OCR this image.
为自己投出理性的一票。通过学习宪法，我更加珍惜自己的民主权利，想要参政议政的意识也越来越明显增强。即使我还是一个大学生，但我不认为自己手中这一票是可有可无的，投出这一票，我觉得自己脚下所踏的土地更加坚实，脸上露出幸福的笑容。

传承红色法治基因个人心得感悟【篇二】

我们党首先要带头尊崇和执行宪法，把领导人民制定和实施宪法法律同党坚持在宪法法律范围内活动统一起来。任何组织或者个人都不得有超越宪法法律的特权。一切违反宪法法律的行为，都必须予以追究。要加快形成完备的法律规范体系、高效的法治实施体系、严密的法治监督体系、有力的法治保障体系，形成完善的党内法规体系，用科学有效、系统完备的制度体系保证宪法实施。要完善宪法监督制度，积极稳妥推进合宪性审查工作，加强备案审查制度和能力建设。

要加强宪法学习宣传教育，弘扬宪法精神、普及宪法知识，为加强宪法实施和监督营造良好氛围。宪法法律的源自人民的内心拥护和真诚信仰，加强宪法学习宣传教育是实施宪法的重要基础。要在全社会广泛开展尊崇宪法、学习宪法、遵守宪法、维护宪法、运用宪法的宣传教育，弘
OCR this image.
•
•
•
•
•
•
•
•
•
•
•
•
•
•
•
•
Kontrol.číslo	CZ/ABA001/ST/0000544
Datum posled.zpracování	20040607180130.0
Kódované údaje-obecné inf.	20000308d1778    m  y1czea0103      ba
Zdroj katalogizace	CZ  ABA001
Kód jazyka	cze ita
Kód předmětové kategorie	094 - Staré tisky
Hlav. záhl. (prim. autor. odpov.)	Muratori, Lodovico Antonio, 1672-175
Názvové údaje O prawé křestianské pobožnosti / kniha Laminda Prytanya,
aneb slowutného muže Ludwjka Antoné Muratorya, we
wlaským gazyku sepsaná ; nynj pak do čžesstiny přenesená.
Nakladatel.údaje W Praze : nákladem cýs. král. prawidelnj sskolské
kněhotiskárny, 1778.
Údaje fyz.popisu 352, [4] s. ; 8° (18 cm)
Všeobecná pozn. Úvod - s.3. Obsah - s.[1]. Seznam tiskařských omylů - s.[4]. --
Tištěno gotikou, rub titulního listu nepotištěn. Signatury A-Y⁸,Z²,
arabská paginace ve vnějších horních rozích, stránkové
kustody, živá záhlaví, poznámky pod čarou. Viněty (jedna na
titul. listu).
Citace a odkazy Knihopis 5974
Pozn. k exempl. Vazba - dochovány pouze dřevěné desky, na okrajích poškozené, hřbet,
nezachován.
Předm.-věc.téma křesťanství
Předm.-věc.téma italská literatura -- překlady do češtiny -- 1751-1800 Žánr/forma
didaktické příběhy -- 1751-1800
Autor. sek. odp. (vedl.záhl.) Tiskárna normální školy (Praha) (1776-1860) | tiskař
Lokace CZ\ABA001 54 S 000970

————————

STATED EXERCISE — Without omitting anything, output the entries exactly.

RESPONSE FOR THIS EXERCISE —
OCR this image.
为自己投出理性的一票。通过学习宪法，我更加珍惜自己的民主权利，想要参政议政的意识也越来越明显增强。即使我还是一个大学生，但我不认为自己手中这一票是可有可无的，投出这一票，我觉得自己脚下所踏的土地更加坚实，脸上露出幸福的笑容。

传承红色法治基因个人心得感悟【篇二】

我们党首先要带头尊崇和执行宪法，把领导人民制定和实施宪法法律同党坚持在宪法法律范围内活动统一起来。任何组织或者个人都不得有超越宪法法律的特权。一切违反宪法法律的行为，都必须予以追究。要加快形成完备的法律规范体系、高效的法治实施体系、严密的法治监督体系、有力的法治保障体系，形成完善的党内法规体系，用科学有效、系统完备的制度体系保证宪法实施。要完善宪法监督制度，积极稳妥推进合宪性审查工作，加强备案审查制度和能力建设。

要加强宪法学习宣传教育，弘扬宪法精神、普及宪法知识，为加强宪法实施和监督营造良好氛围。宪法法律的源自人民的内心拥护和真诚信仰，加强宪法学习宣传教育是实施宪法的重要基础。要在全社会广泛开展尊崇宪法、学习宪法、遵守宪法、维护宪法、运用宪法的宣传教育，弘
OCR this image.
•
•
•
•
•
•
•
•
•
•
•
•
•
•
•
•
Kontrol.číslo	CZ/ABA001/ST/0000544
Datum posled.zpracování	20040607180130.0
Kódované údaje-obecné inf.	20000308d1778    m  y1czea0103      ba
Zdroj katalogizace	CZ  ABA001
Kód jazyka	cze ita
Kód předmětové kategorie	094 - Staré tisky
Hlav. záhl. (prim. autor. odpov.)	Muratori, Lodovico Antonio, 1672-175
Názvové údaje O prawé křestianské pobožnosti / kniha Laminda Prytanya,
aneb slowutného muže Ludwjka Antoné Muratorya, we
wlaským gazyku sepsaná ; nynj pak do čžesstiny přenesená.
Nakladatel.údaje W Praze : nákladem cýs. král. prawidelnj sskolské
kněhotiskárny, 1778.
Údaje fyz.popisu 352, [4] s. ; 8° (18 cm)
Všeobecná pozn. Úvod - s.3. Obsah - s.[1]. Seznam tiskařských omylů - s.[4]. --
Tištěno gotikou, rub titulního listu nepotištěn. Signatury A-Y⁸,Z²,
arabská paginace ve vnějších horních rozích, stránkové
kustody, živá záhlaví, poznámky pod čarou. Viněty (jedna na
titul. listu).
Citace a odkazy Knihopis 5974
Pozn. k exempl. Vazba - dochovány pouze dřevěné desky, na okrajích poškozené, hřbet,
nezachován.
Předm.-věc.téma křesťanství
Předm.-věc.téma italská literatura -- překlady do češtiny -- 1751-1800 Žánr/forma
didaktické příběhy -- 1751-1800
Autor. sek. odp. (vedl.záhl.) Tiskárna normální školy (Praha) (1776-1860) | tiskař
Lokace CZ\ABA001 54 S 000970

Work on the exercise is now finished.